━━ Records provided

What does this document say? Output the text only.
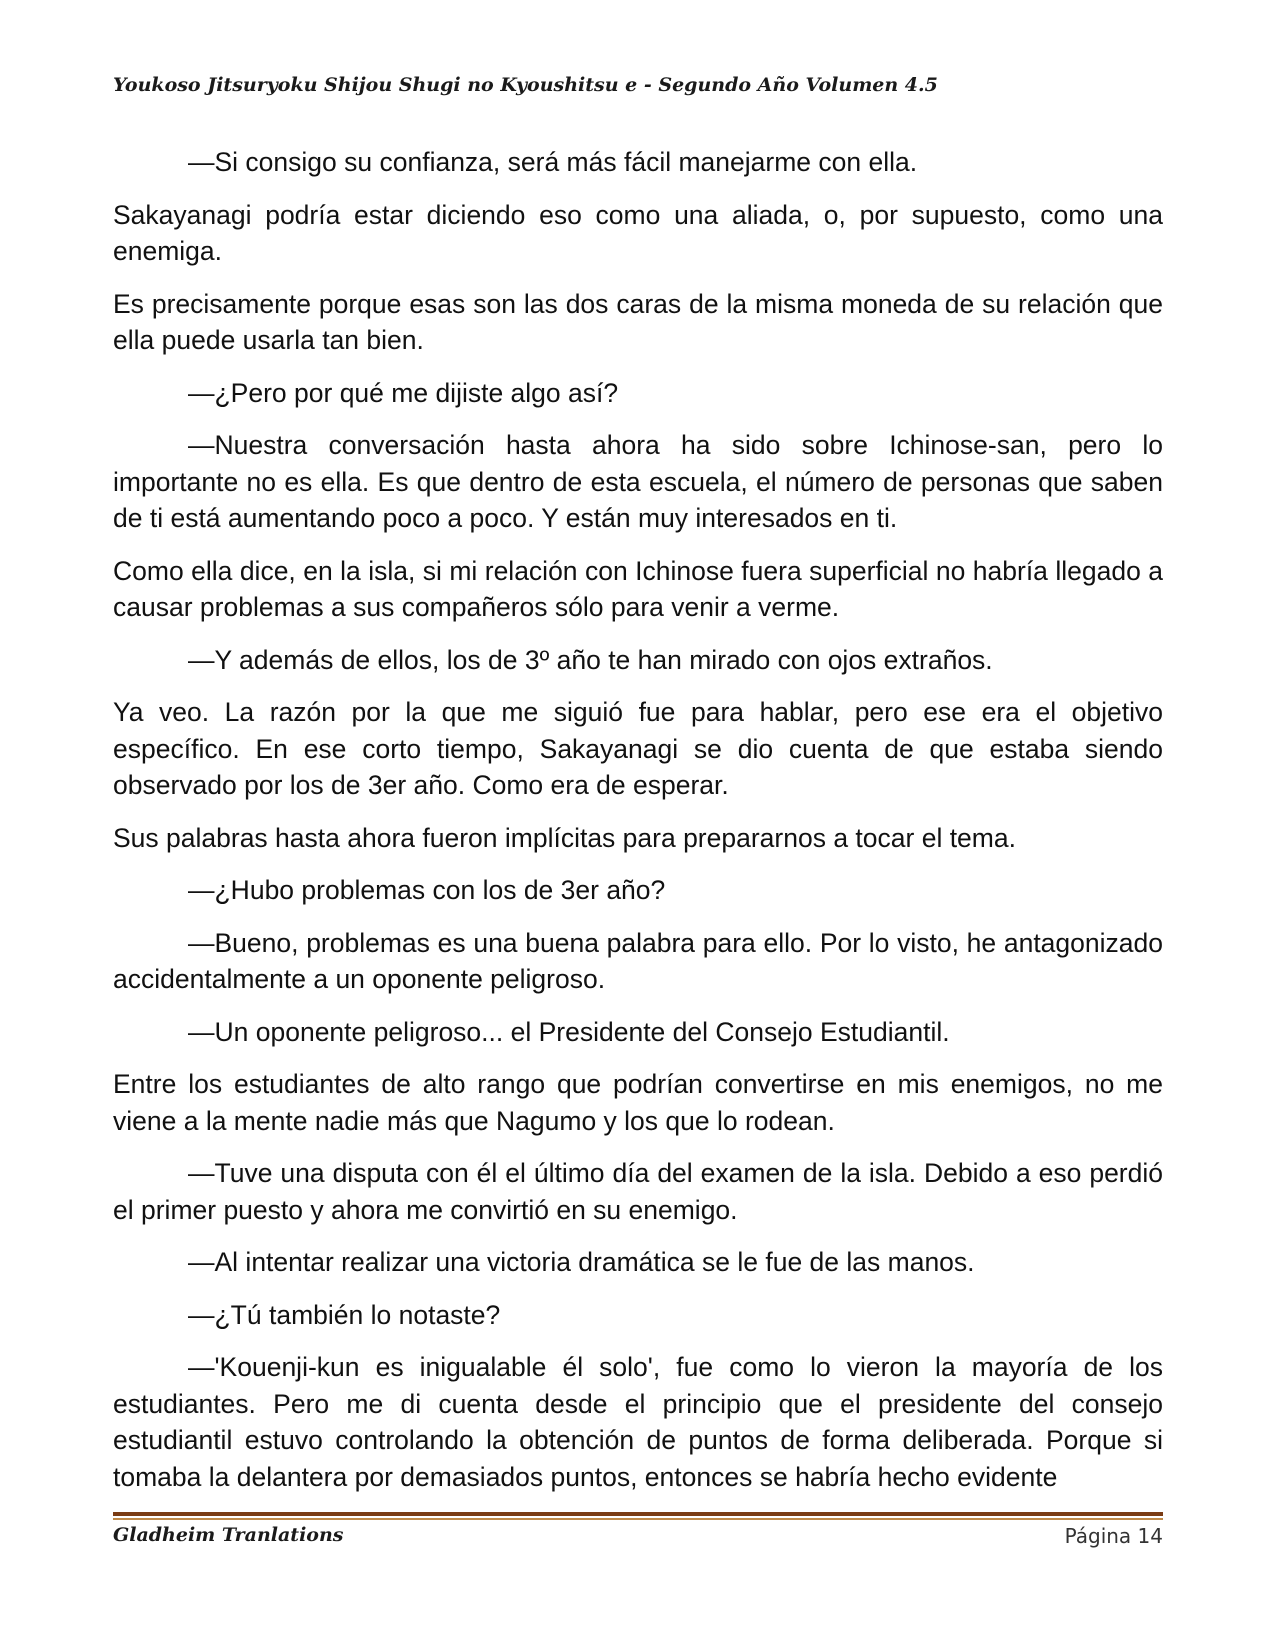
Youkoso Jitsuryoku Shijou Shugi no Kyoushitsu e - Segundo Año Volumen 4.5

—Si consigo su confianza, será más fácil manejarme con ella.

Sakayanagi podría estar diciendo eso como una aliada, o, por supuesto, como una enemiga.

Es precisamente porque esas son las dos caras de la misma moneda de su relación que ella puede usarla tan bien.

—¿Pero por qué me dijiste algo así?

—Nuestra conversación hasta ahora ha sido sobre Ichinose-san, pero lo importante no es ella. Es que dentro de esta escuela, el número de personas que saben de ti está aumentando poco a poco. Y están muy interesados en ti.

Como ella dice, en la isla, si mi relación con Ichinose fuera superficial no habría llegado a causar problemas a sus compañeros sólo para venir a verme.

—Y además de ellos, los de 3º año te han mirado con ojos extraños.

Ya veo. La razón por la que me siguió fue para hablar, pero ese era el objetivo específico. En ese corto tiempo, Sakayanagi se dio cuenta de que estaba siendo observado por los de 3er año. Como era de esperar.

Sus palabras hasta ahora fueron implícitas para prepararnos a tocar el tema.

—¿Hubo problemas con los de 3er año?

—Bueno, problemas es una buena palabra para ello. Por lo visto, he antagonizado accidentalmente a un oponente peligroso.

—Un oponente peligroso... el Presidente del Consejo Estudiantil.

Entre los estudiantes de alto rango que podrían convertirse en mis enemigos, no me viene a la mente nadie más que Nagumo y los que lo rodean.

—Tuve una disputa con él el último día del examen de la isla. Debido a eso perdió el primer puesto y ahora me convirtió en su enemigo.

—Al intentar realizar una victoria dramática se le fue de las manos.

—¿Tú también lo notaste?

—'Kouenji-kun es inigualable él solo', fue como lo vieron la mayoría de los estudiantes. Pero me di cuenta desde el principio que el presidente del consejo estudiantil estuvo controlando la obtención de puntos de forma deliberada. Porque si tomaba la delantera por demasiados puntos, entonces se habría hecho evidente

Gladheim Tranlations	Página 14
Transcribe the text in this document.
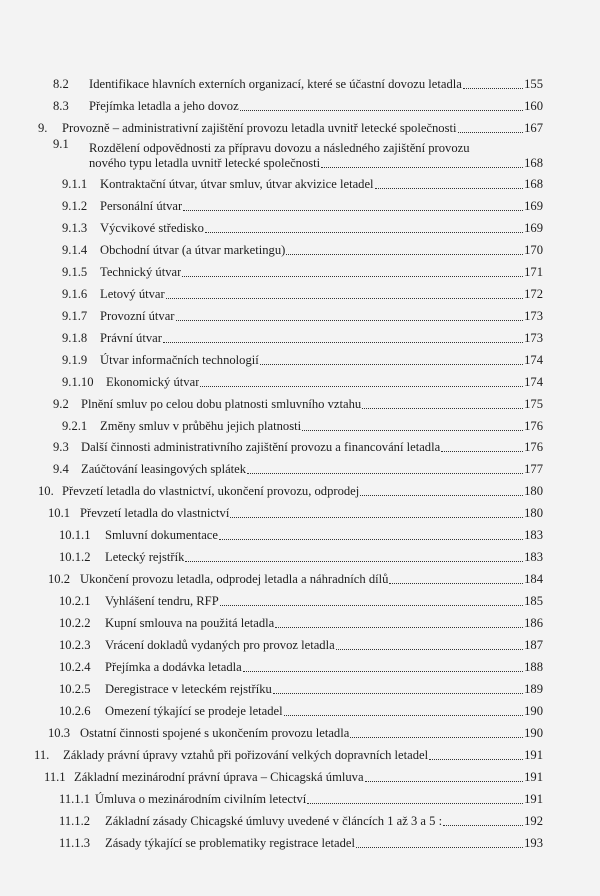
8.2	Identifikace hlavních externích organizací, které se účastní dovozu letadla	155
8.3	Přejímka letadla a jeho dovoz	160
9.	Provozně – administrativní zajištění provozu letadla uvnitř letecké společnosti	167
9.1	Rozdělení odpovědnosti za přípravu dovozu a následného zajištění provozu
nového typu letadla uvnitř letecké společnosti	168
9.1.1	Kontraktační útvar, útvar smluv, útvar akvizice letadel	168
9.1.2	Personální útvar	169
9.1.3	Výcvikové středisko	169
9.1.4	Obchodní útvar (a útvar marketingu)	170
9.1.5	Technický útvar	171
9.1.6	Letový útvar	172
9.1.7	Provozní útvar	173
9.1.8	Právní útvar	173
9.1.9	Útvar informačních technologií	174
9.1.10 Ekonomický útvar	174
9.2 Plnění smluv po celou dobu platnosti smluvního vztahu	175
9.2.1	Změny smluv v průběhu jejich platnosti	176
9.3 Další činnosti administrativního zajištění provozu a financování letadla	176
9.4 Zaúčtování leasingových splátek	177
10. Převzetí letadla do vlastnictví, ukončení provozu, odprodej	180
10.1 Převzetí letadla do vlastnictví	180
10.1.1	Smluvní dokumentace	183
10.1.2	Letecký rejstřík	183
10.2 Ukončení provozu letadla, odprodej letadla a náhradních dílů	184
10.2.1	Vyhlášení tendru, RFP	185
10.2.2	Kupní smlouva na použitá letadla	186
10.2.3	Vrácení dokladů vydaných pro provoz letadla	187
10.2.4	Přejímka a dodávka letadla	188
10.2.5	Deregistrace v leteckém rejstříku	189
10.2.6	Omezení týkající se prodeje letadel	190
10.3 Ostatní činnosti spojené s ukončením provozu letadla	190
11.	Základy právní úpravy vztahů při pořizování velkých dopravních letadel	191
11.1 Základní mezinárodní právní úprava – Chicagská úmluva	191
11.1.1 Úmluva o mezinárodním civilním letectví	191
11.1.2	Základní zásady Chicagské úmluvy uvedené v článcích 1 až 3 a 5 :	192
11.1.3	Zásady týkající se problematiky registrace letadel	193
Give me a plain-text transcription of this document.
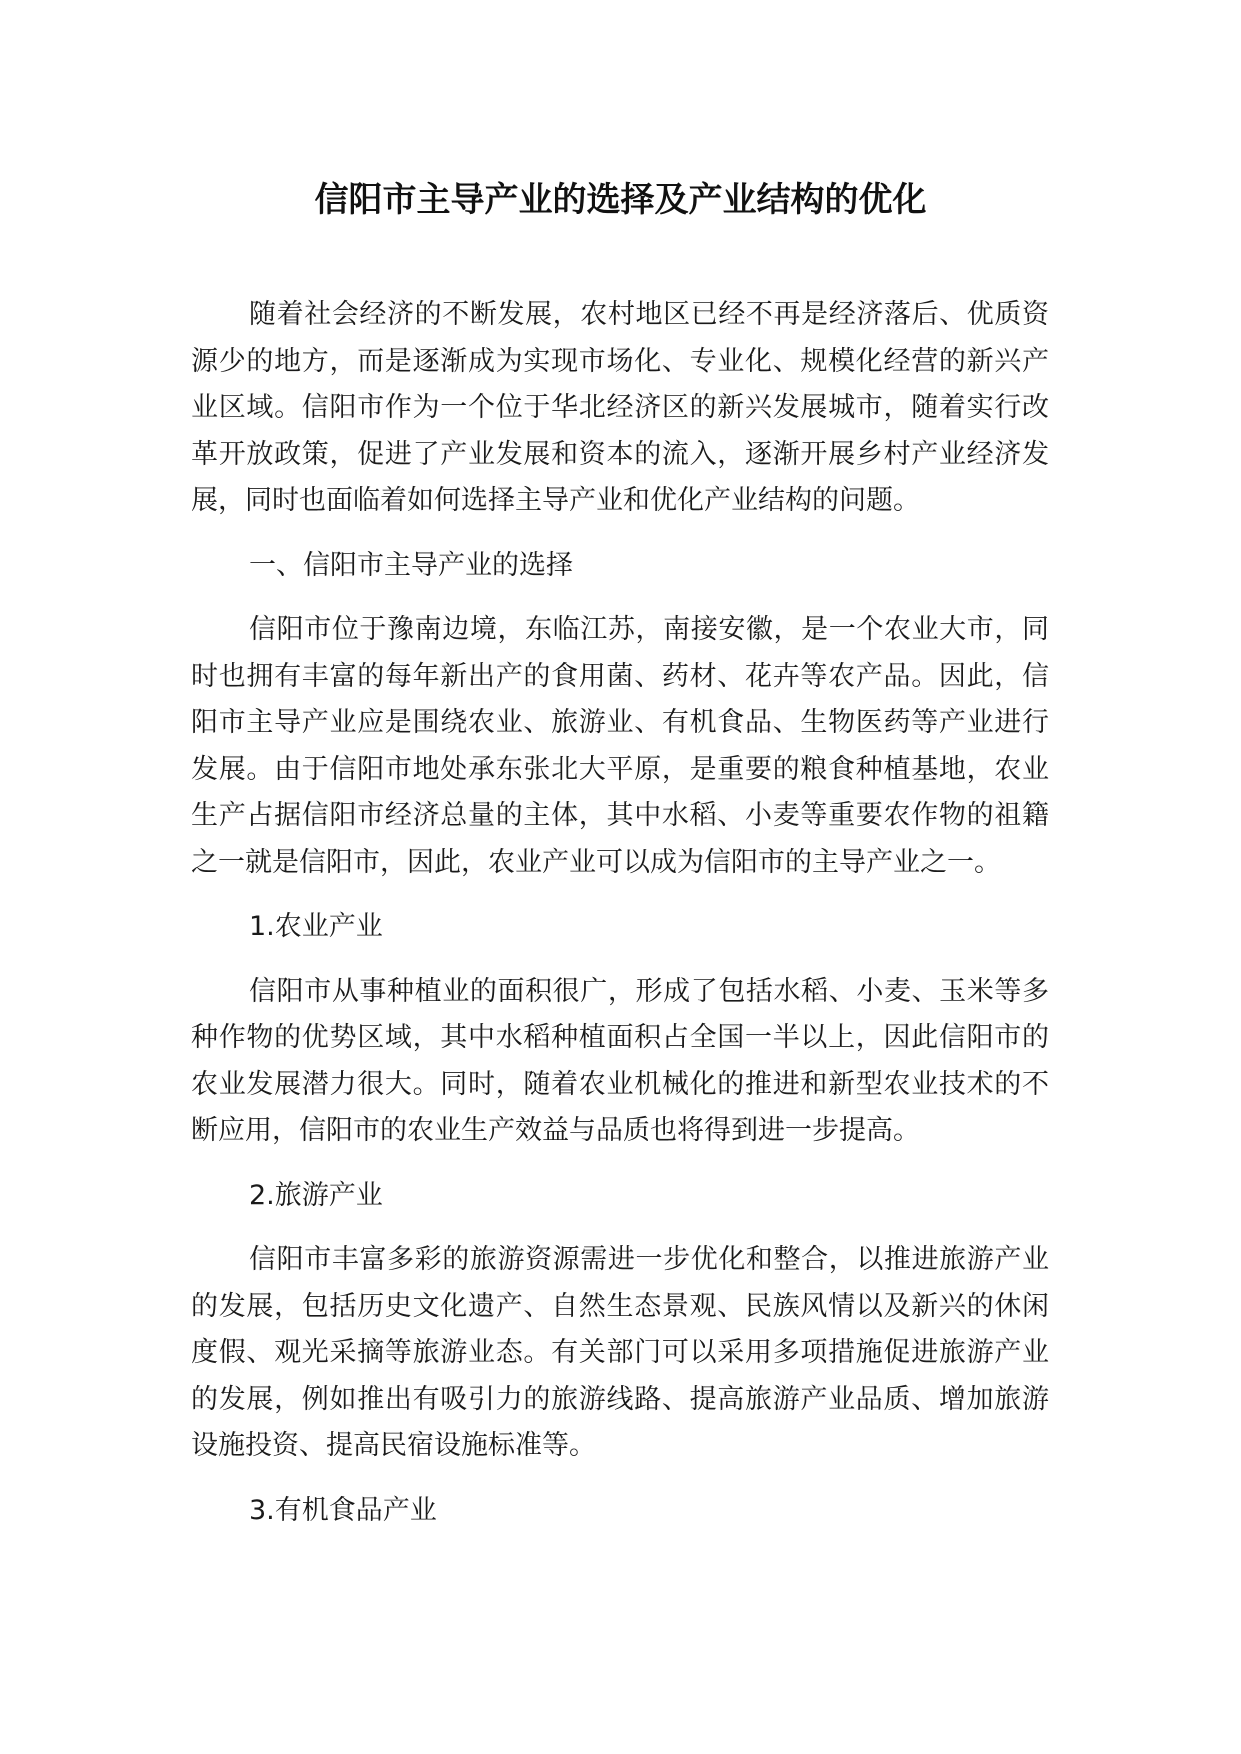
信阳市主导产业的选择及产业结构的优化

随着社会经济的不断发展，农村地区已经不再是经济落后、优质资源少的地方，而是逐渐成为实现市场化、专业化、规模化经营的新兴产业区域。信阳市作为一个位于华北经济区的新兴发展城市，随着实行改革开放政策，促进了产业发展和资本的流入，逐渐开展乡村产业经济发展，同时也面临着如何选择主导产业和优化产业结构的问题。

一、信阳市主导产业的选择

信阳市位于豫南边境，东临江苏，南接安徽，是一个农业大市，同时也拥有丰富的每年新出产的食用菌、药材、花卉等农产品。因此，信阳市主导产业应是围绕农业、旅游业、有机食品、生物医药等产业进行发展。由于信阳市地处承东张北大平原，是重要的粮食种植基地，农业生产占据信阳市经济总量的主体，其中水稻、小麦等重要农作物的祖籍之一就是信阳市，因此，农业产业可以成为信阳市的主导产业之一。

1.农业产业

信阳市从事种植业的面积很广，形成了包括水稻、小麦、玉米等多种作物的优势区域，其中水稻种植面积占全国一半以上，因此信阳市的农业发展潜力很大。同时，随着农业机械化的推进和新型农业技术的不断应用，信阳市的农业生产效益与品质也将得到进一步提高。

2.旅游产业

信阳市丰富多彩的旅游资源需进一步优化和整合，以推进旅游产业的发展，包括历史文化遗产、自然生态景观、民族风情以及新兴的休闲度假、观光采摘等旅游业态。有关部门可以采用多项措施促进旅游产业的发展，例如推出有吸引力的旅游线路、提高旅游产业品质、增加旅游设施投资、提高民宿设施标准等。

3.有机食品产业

━━━━

Write down every line of the data above that includes the string "dovozu".

8.2	Identifikace hlavních externích organizací, které se účastní dovozu letadla	155
9.1	Rozdělení odpovědnosti za přípravu dovozu a následného zajištění provozu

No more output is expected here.